- **DESCRIPTION OF THE TASK**: From the entries below, copy every line holding the word "JSON".

--- Begin RECORDS TO USE ---

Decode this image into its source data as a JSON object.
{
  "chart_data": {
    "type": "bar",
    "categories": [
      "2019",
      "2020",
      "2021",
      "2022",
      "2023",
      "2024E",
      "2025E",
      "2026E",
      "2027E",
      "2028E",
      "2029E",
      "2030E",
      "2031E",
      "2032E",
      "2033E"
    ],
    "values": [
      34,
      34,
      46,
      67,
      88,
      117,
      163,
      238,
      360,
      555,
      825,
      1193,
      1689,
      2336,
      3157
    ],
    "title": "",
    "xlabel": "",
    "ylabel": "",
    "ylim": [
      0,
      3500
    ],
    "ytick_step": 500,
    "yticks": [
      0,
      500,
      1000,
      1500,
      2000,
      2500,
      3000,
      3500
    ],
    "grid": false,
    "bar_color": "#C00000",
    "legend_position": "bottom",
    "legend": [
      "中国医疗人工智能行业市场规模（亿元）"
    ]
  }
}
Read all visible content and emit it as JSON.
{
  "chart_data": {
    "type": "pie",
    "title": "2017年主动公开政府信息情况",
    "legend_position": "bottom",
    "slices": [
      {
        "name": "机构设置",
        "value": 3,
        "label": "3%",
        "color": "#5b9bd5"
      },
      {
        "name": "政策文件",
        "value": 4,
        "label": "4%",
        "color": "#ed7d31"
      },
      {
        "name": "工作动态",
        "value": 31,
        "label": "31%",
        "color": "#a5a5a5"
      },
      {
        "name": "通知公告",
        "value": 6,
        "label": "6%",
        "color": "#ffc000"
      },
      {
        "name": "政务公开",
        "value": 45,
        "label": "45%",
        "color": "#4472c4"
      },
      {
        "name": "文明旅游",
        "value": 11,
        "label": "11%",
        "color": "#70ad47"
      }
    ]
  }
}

--- End RECORDS TO USE ---

- **RESULT BELOW**:
Decode this image into its source data as a JSON object.
Read all visible content and emit it as JSON.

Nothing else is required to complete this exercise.